* _WORK TO DO_
Leaving out every picture, quote the data below exactly as it appears.

## start PROVIDED DATA

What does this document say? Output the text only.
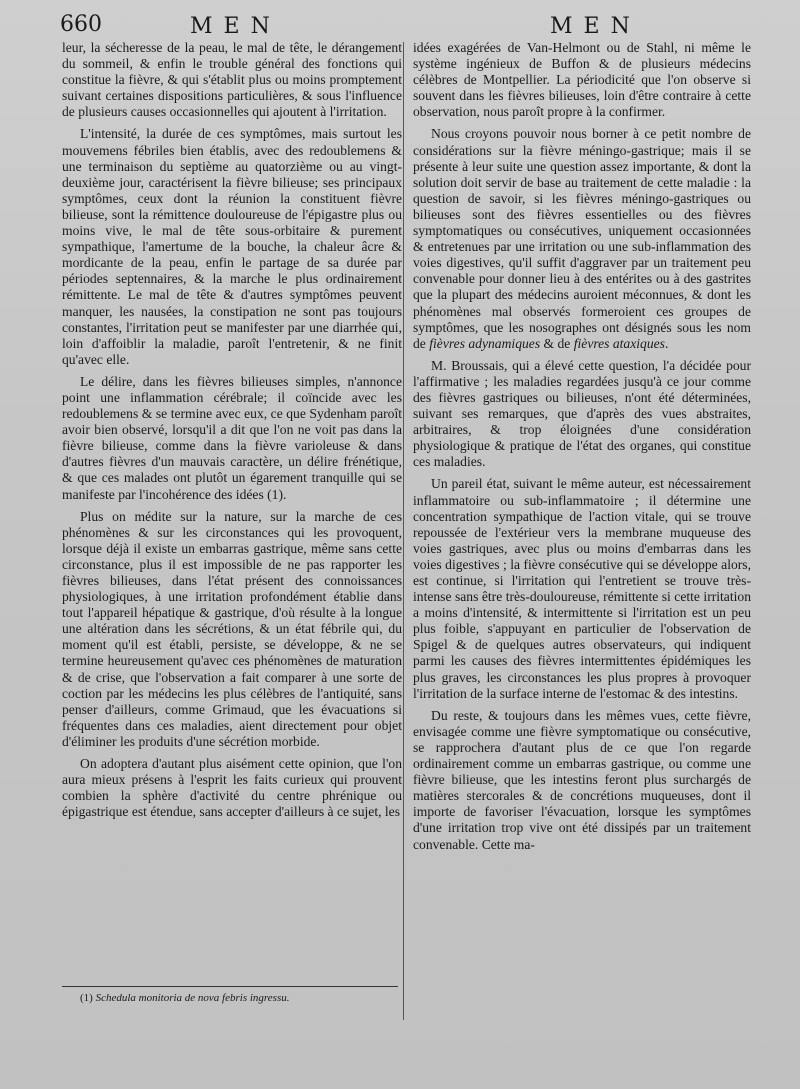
660	MEN	MEN

leur, la sécheresse de la peau, le mal de tête, le dérangement du sommeil, & enfin le trouble général des fonctions qui constitue la fièvre, & qui s'établit plus ou moins promptement suivant certaines dispositions particulières, & sous l'influence de plusieurs causes occasionnelles qui ajoutent à l'irritation.

L'intensité, la durée de ces symptômes, mais surtout les mouvemens fébriles bien établis, avec des redoublemens & une terminaison du septième au quatorzième ou au vingt-deuxième jour, caractérisent la fièvre bilieuse; ses principaux symptômes, ceux dont la réunion la constituent fièvre bilieuse, sont la rémittence douloureuse de l'épigastre plus ou moins vive, le mal de tête sous-orbitaire & purement sympathique, l'amertume de la bouche, la chaleur âcre & mordicante de la peau, enfin le partage de sa durée par périodes septennaires, & la marche le plus ordinairement rémittente. Le mal de tête & d'autres symptômes peuvent manquer, les nausées, la constipation ne sont pas toujours constantes, l'irritation peut se manifester par une diarrhée qui, loin d'affoiblir la maladie, paroît l'entretenir, & ne finit qu'avec elle.

Le délire, dans les fièvres bilieuses simples, n'annonce point une inflammation cérébrale; il coïncide avec les redoublemens & se termine avec eux, ce que Sydenham paroît avoir bien observé, lorsqu'il a dit que l'on ne voit pas dans la fièvre bilieuse, comme dans la fièvre varioleuse & dans d'autres fièvres d'un mauvais caractère, un délire frénétique, & que ces malades ont plutôt un égarement tranquille qui se manifeste par l'incohérence des idées (1).

Plus on médite sur la nature, sur la marche de ces phénomènes & sur les circonstances qui les provoquent, lorsque déjà il existe un embarras gastrique, même sans cette circonstance, plus il est impossible de ne pas rapporter les fièvres bilieuses, dans l'état présent des connoissances physiologiques, à une irritation profondément établie dans tout l'appareil hépatique & gastrique, d'où résulte à la longue une altération dans les sécrétions, & un état fébrile qui, du moment qu'il est établi, persiste, se développe, & ne se termine heureusement qu'avec ces phénomènes de maturation & de crise, que l'observation a fait comparer à une sorte de coction par les médecins les plus célèbres de l'antiquité, sans penser d'ailleurs, comme Grimaud, que les évacuations si fréquentes dans ces maladies, aient directement pour objet d'éliminer les produits d'une sécrétion morbide.

On adoptera d'autant plus aisément cette opinion, que l'on aura mieux présens à l'esprit les faits curieux qui prouvent combien la sphère d'activité du centre phrénique ou épigastrique est étendue, sans accepter d'ailleurs à ce sujet, les

idées exagérées de Van-Helmont ou de Stahl, ni même le système ingénieux de Buffon & de plusieurs médecins célèbres de Montpellier. La périodicité que l'on observe si souvent dans les fièvres bilieuses, loin d'être contraire à cette observation, nous paroît propre à la confirmer.

Nous croyons pouvoir nous borner à ce petit nombre de considérations sur la fièvre méningo-gastrique; mais il se présente à leur suite une question assez importante, & dont la solution doit servir de base au traitement de cette maladie : la question de savoir, si les fièvres méningo-gastriques ou bilieuses sont des fièvres essentielles ou des fièvres symptomatiques ou consécutives, uniquement occasionnées & entretenues par une irritation ou une sub-inflammation des voies digestives, qu'il suffit d'aggraver par un traitement peu convenable pour donner lieu à des entérites ou à des gastrites que la plupart des médecins auroient méconnues, & dont les phénomènes mal observés formeroient ces groupes de symptômes, que les nosographes ont désignés sous les nom de fièvres adynamiques & de fièvres ataxiques.

M. Broussais, qui a élevé cette question, l'a décidée pour l'affirmative ; les maladies regardées jusqu'à ce jour comme des fièvres gastriques ou bilieuses, n'ont été déterminées, suivant ses remarques, que d'après des vues abstraites, arbitraires, & trop éloignées d'une considération physiologique & pratique de l'état des organes, qui constitue ces maladies.

Un pareil état, suivant le même auteur, est nécessairement inflammatoire ou sub-inflammatoire ; il détermine une concentration sympathique de l'action vitale, qui se trouve repoussée de l'extérieur vers la membrane muqueuse des voies gastriques, avec plus ou moins d'embarras dans les voies digestives ; la fièvre consécutive qui se développe alors, est continue, si l'irritation qui l'entretient se trouve très-intense sans être très-douloureuse, rémittente si cette irritation a moins d'intensité, & intermittente si l'irritation est un peu plus foible, s'appuyant en particulier de l'observation de Spigel & de quelques autres observateurs, qui indiquent parmi les causes des fièvres intermittentes épidémiques les plus graves, les circonstances les plus propres à provoquer l'irritation de la surface interne de l'estomac & des intestins.

Du reste, & toujours dans les mêmes vues, cette fièvre, envisagée comme une fièvre symptomatique ou consécutive, se rapprochera d'autant plus de ce que l'on regarde ordinairement comme un embarras gastrique, ou comme une fièvre bilieuse, que les intestins feront plus surchargés de matières stercorales & de concrétions muqueuses, dont il importe de favoriser l'évacuation, lorsque les symptômes d'une irritation trop vive ont été dissipés par un traitement convenable. Cette ma-

(1) Schedula monitoria de nova febris ingressu.
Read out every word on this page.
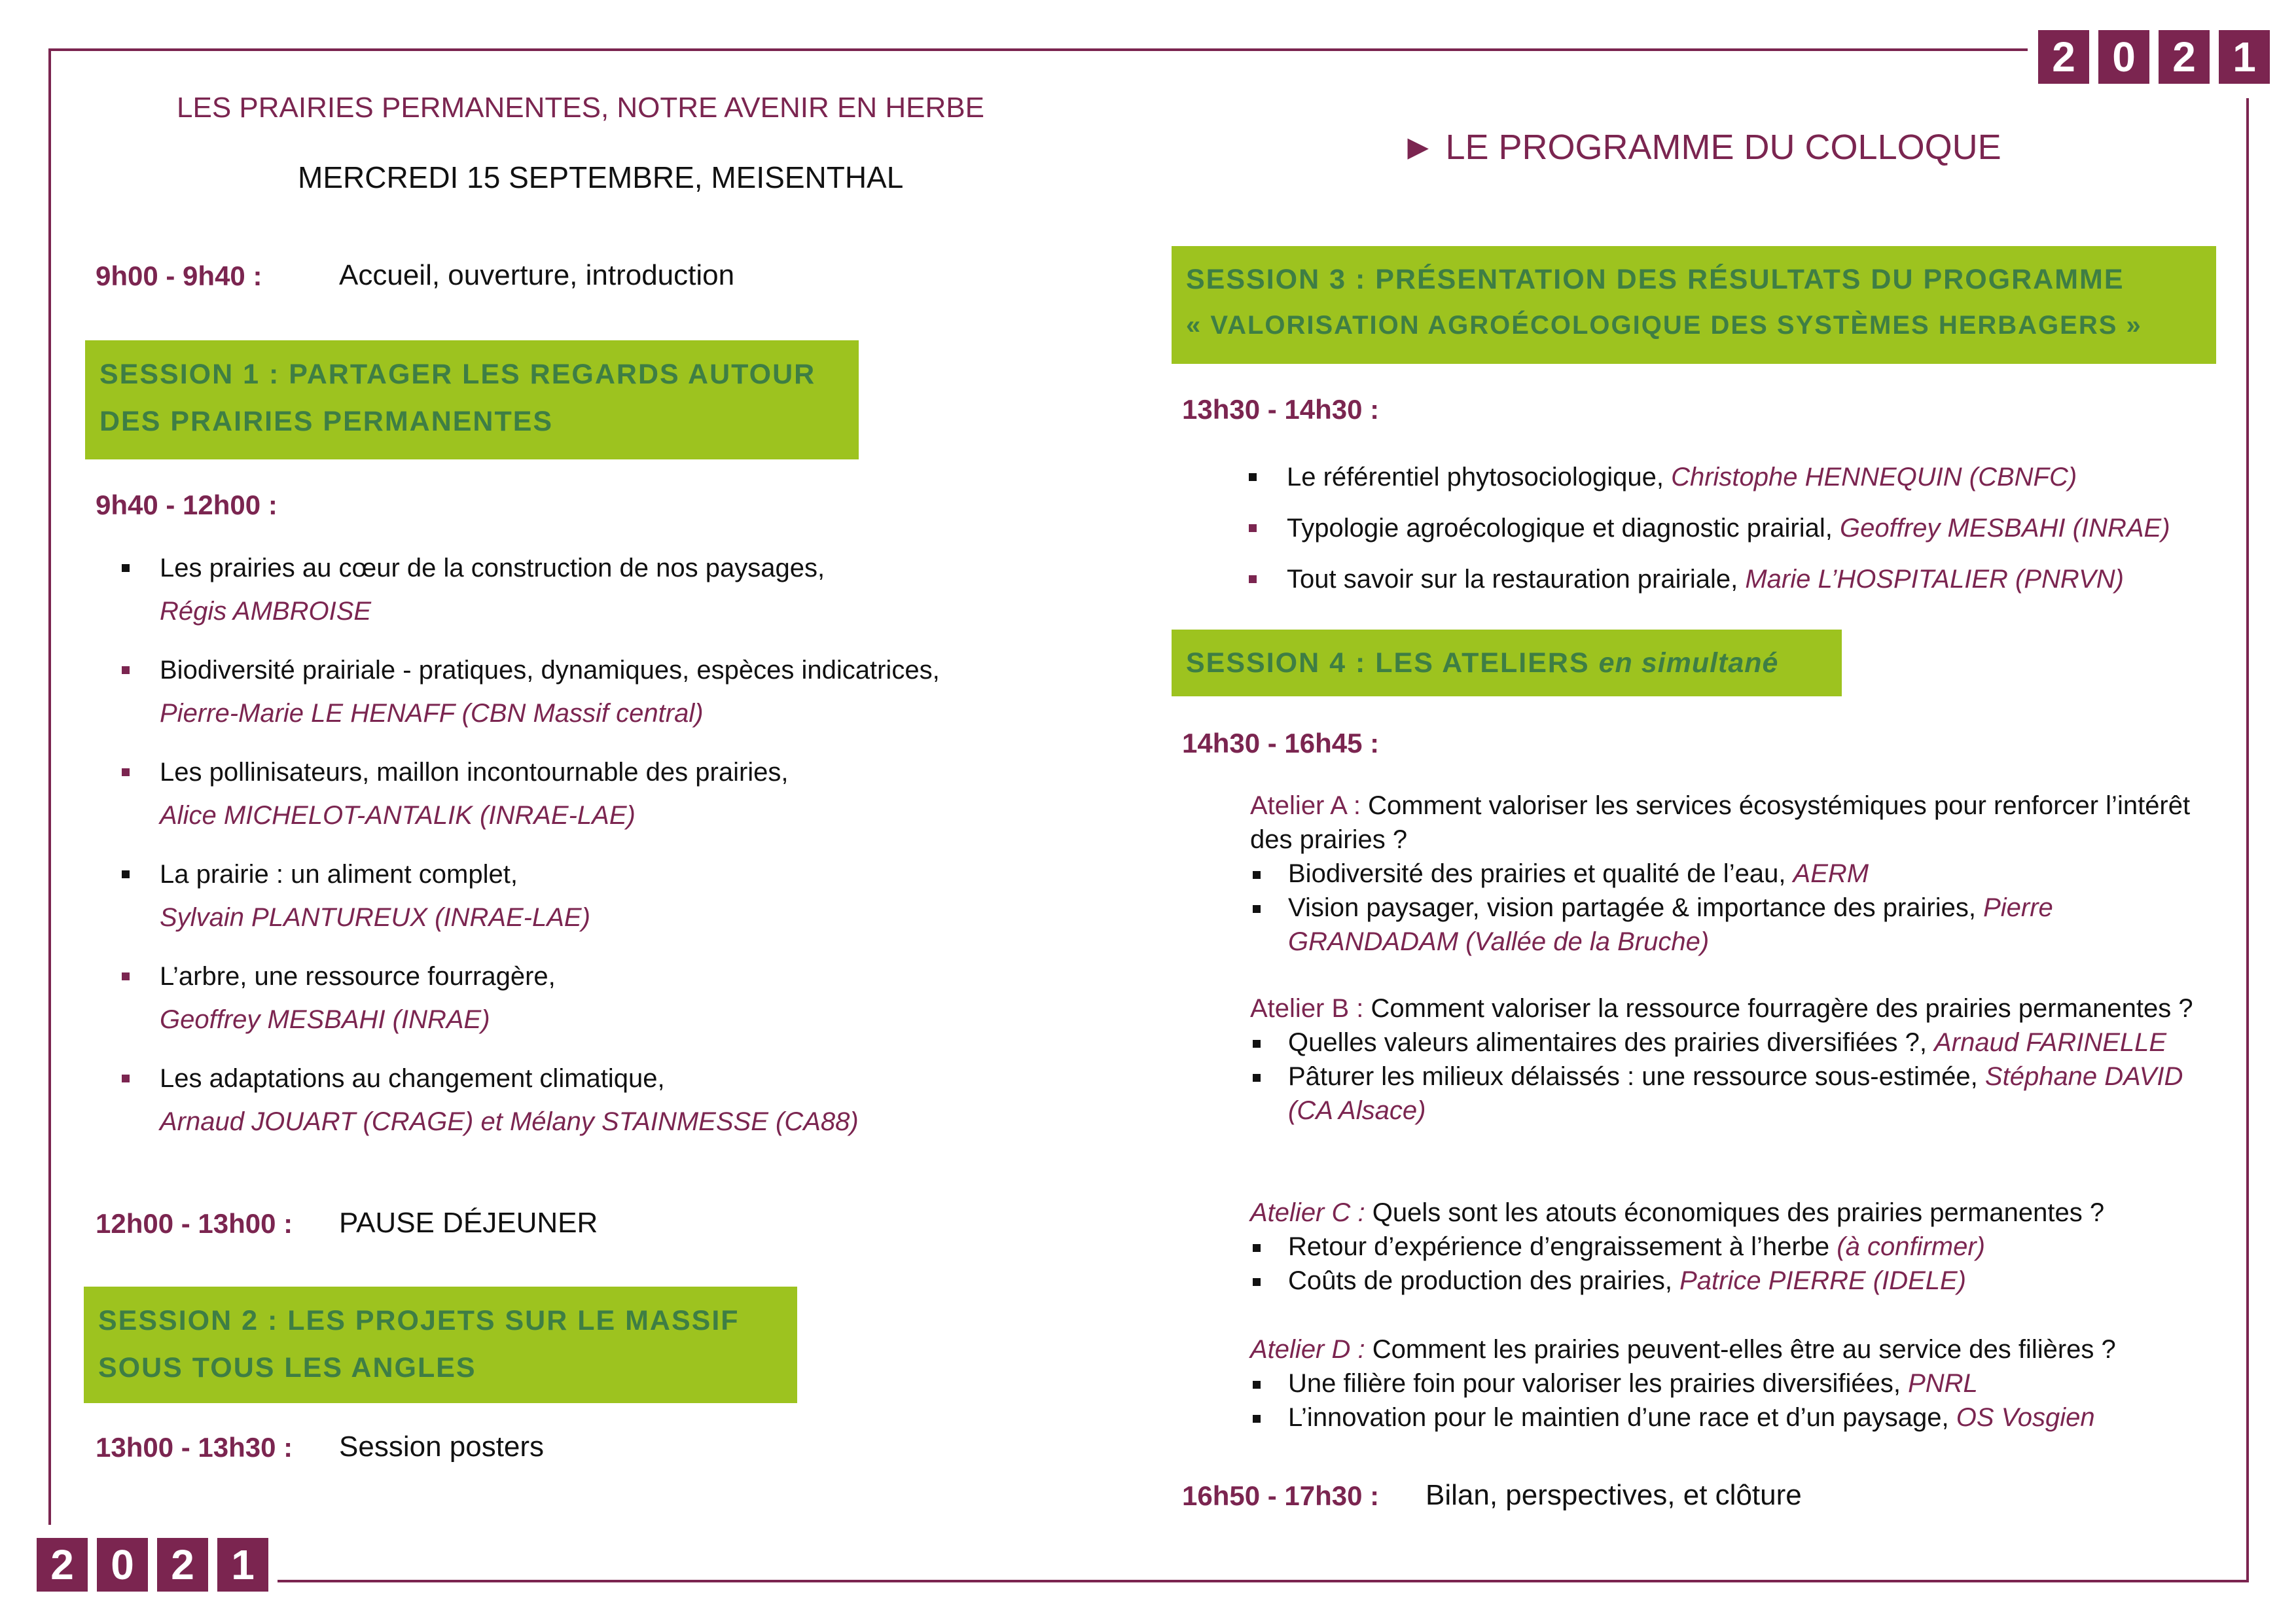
2 0 2 1
2 0 2 1
LES PRAIRIES PERMANENTES, NOTRE AVENIR EN HERBE
MERCREDI 15 SEPTEMBRE, MEISENTHAL
► LE PROGRAMME DU COLLOQUE
9h00 - 9h40 :	Accueil, ouverture, introduction
SESSION 1 : PARTAGER LES REGARDS AUTOUR
DES PRAIRIES PERMANENTES
9h40 - 12h00 :
Les prairies au cœur de la construction de nos paysages,
Régis AMBROISE
Biodiversité prairiale - pratiques, dynamiques, espèces indicatrices,
Pierre-Marie LE HENAFF (CBN Massif central)
Les pollinisateurs, maillon incontournable des prairies,
Alice MICHELOT-ANTALIK (INRAE-LAE)
La prairie : un aliment complet,
Sylvain PLANTUREUX (INRAE-LAE)
L’arbre, une ressource fourragère,
Geoffrey MESBAHI (INRAE)
Les adaptations au changement climatique,
Arnaud JOUART (CRAGE) et Mélany STAINMESSE (CA88)
12h00 - 13h00 : PAUSE DÉJEUNER
SESSION 2 : LES PROJETS SUR LE MASSIF
SOUS TOUS LES ANGLES
13h00 - 13h30 : Session posters
SESSION 3 : PRÉSENTATION DES RÉSULTATS DU PROGRAMME
« VALORISATION AGROÉCOLOGIQUE DES SYSTÈMES HERBAGERS »
13h30 - 14h30 :
Le référentiel phytosociologique, Christophe HENNEQUIN (CBNFC)
Typologie agroécologique et diagnostic prairial, Geoffrey MESBAHI (INRAE)
Tout savoir sur la restauration prairiale, Marie L’HOSPITALIER (PNRVN)
SESSION 4 : LES ATELIERS en simultané
14h30 - 16h45 :
Atelier A : Comment valoriser les services écosystémiques pour renforcer l’intérêt des prairies ?
Biodiversité des prairies et qualité de l’eau, AERM
Vision paysager, vision partagée & importance des prairies, Pierre GRANDADAM (Vallée de la Bruche)
Atelier B : Comment valoriser la ressource fourragère des prairies permanentes ?
Quelles valeurs alimentaires des prairies diversifiées ?, Arnaud FARINELLE
Pâturer les milieux délaissés : une ressource sous-estimée, Stéphane DAVID (CA Alsace)
Atelier C : Quels sont les atouts économiques des prairies permanentes ?
Retour d’expérience d’engraissement à l’herbe (à confirmer)
Coûts de production des prairies, Patrice PIERRE (IDELE)
Atelier D : Comment les prairies peuvent-elles être au service des filières ?
Une filière foin pour valoriser les prairies diversifiées, PNRL
L’innovation pour le maintien d’une race et d’un paysage, OS Vosgien
16h50 - 17h30 : Bilan, perspectives, et clôture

## end PROVIDED DATA

* _TASK OUTPUT_
What does this document say? Output the text only.
660	MEN	MEN

leur, la sécheresse de la peau, le mal de tête, le dérangement du sommeil, & enfin le trouble général des fonctions qui constitue la fièvre, & qui s'établit plus ou moins promptement suivant certaines dispositions particulières, & sous l'influence de plusieurs causes occasionnelles qui ajoutent à l'irritation.

L'intensité, la durée de ces symptômes, mais surtout les mouvemens fébriles bien établis, avec des redoublemens & une terminaison du septième au quatorzième ou au vingt-deuxième jour, caractérisent la fièvre bilieuse; ses principaux symptômes, ceux dont la réunion la constituent fièvre bilieuse, sont la rémittence douloureuse de l'épigastre plus ou moins vive, le mal de tête sous-orbitaire & purement sympathique, l'amertume de la bouche, la chaleur âcre & mordicante de la peau, enfin le partage de sa durée par périodes septennaires, & la marche le plus ordinairement rémittente. Le mal de tête & d'autres symptômes peuvent manquer, les nausées, la constipation ne sont pas toujours constantes, l'irritation peut se manifester par une diarrhée qui, loin d'affoiblir la maladie, paroît l'entretenir, & ne finit qu'avec elle.

Le délire, dans les fièvres bilieuses simples, n'annonce point une inflammation cérébrale; il coïncide avec les redoublemens & se termine avec eux, ce que Sydenham paroît avoir bien observé, lorsqu'il a dit que l'on ne voit pas dans la fièvre bilieuse, comme dans la fièvre varioleuse & dans d'autres fièvres d'un mauvais caractère, un délire frénétique, & que ces malades ont plutôt un égarement tranquille qui se manifeste par l'incohérence des idées (1).

Plus on médite sur la nature, sur la marche de ces phénomènes & sur les circonstances qui les provoquent, lorsque déjà il existe un embarras gastrique, même sans cette circonstance, plus il est impossible de ne pas rapporter les fièvres bilieuses, dans l'état présent des connoissances physiologiques, à une irritation profondément établie dans tout l'appareil hépatique & gastrique, d'où résulte à la longue une altération dans les sécrétions, & un état fébrile qui, du moment qu'il est établi, persiste, se développe, & ne se termine heureusement qu'avec ces phénomènes de maturation & de crise, que l'observation a fait comparer à une sorte de coction par les médecins les plus célèbres de l'antiquité, sans penser d'ailleurs, comme Grimaud, que les évacuations si fréquentes dans ces maladies, aient directement pour objet d'éliminer les produits d'une sécrétion morbide.

On adoptera d'autant plus aisément cette opinion, que l'on aura mieux présens à l'esprit les faits curieux qui prouvent combien la sphère d'activité du centre phrénique ou épigastrique est étendue, sans accepter d'ailleurs à ce sujet, les

idées exagérées de Van-Helmont ou de Stahl, ni même le système ingénieux de Buffon & de plusieurs médecins célèbres de Montpellier. La périodicité que l'on observe si souvent dans les fièvres bilieuses, loin d'être contraire à cette observation, nous paroît propre à la confirmer.

Nous croyons pouvoir nous borner à ce petit nombre de considérations sur la fièvre méningo-gastrique; mais il se présente à leur suite une question assez importante, & dont la solution doit servir de base au traitement de cette maladie : la question de savoir, si les fièvres méningo-gastriques ou bilieuses sont des fièvres essentielles ou des fièvres symptomatiques ou consécutives, uniquement occasionnées & entretenues par une irritation ou une sub-inflammation des voies digestives, qu'il suffit d'aggraver par un traitement peu convenable pour donner lieu à des entérites ou à des gastrites que la plupart des médecins auroient méconnues, & dont les phénomènes mal observés formeroient ces groupes de symptômes, que les nosographes ont désignés sous les nom de fièvres adynamiques & de fièvres ataxiques.

M. Broussais, qui a élevé cette question, l'a décidée pour l'affirmative ; les maladies regardées jusqu'à ce jour comme des fièvres gastriques ou bilieuses, n'ont été déterminées, suivant ses remarques, que d'après des vues abstraites, arbitraires, & trop éloignées d'une considération physiologique & pratique de l'état des organes, qui constitue ces maladies.

Un pareil état, suivant le même auteur, est nécessairement inflammatoire ou sub-inflammatoire ; il détermine une concentration sympathique de l'action vitale, qui se trouve repoussée de l'extérieur vers la membrane muqueuse des voies gastriques, avec plus ou moins d'embarras dans les voies digestives ; la fièvre consécutive qui se développe alors, est continue, si l'irritation qui l'entretient se trouve très-intense sans être très-douloureuse, rémittente si cette irritation a moins d'intensité, & intermittente si l'irritation est un peu plus foible, s'appuyant en particulier de l'observation de Spigel & de quelques autres observateurs, qui indiquent parmi les causes des fièvres intermittentes épidémiques les plus graves, les circonstances les plus propres à provoquer l'irritation de la surface interne de l'estomac & des intestins.

Du reste, & toujours dans les mêmes vues, cette fièvre, envisagée comme une fièvre symptomatique ou consécutive, se rapprochera d'autant plus de ce que l'on regarde ordinairement comme un embarras gastrique, ou comme une fièvre bilieuse, que les intestins feront plus surchargés de matières stercorales & de concrétions muqueuses, dont il importe de favoriser l'évacuation, lorsque les symptômes d'une irritation trop vive ont été dissipés par un traitement convenable. Cette ma-

(1) Schedula monitoria de nova febris ingressu.
Read out every word on this page.
2 0 2 1
2 0 2 1
LES PRAIRIES PERMANENTES, NOTRE AVENIR EN HERBE
MERCREDI 15 SEPTEMBRE, MEISENTHAL
► LE PROGRAMME DU COLLOQUE
9h00 - 9h40 :	Accueil, ouverture, introduction
SESSION 1 : PARTAGER LES REGARDS AUTOUR
DES PRAIRIES PERMANENTES
9h40 - 12h00 :
Les prairies au cœur de la construction de nos paysages,
Régis AMBROISE
Biodiversité prairiale - pratiques, dynamiques, espèces indicatrices,
Pierre-Marie LE HENAFF (CBN Massif central)
Les pollinisateurs, maillon incontournable des prairies,
Alice MICHELOT-ANTALIK (INRAE-LAE)
La prairie : un aliment complet,
Sylvain PLANTUREUX (INRAE-LAE)
L’arbre, une ressource fourragère,
Geoffrey MESBAHI (INRAE)
Les adaptations au changement climatique,
Arnaud JOUART (CRAGE) et Mélany STAINMESSE (CA88)
12h00 - 13h00 : PAUSE DÉJEUNER
SESSION 2 : LES PROJETS SUR LE MASSIF
SOUS TOUS LES ANGLES
13h00 - 13h30 : Session posters
SESSION 3 : PRÉSENTATION DES RÉSULTATS DU PROGRAMME
« VALORISATION AGROÉCOLOGIQUE DES SYSTÈMES HERBAGERS »
13h30 - 14h30 :
Le référentiel phytosociologique, Christophe HENNEQUIN (CBNFC)
Typologie agroécologique et diagnostic prairial, Geoffrey MESBAHI (INRAE)
Tout savoir sur la restauration prairiale, Marie L’HOSPITALIER (PNRVN)
SESSION 4 : LES ATELIERS en simultané
14h30 - 16h45 :
Atelier A : Comment valoriser les services écosystémiques pour renforcer l’intérêt des prairies ?
Biodiversité des prairies et qualité de l’eau, AERM
Vision paysager, vision partagée & importance des prairies, Pierre GRANDADAM (Vallée de la Bruche)
Atelier B : Comment valoriser la ressource fourragère des prairies permanentes ?
Quelles valeurs alimentaires des prairies diversifiées ?, Arnaud FARINELLE
Pâturer les milieux délaissés : une ressource sous-estimée, Stéphane DAVID (CA Alsace)
Atelier C : Quels sont les atouts économiques des prairies permanentes ?
Retour d’expérience d’engraissement à l’herbe (à confirmer)
Coûts de production des prairies, Patrice PIERRE (IDELE)
Atelier D : Comment les prairies peuvent-elles être au service des filières ?
Une filière foin pour valoriser les prairies diversifiées, PNRL
L’innovation pour le maintien d’une race et d’un paysage, OS Vosgien
16h50 - 17h30 : Bilan, perspectives, et clôture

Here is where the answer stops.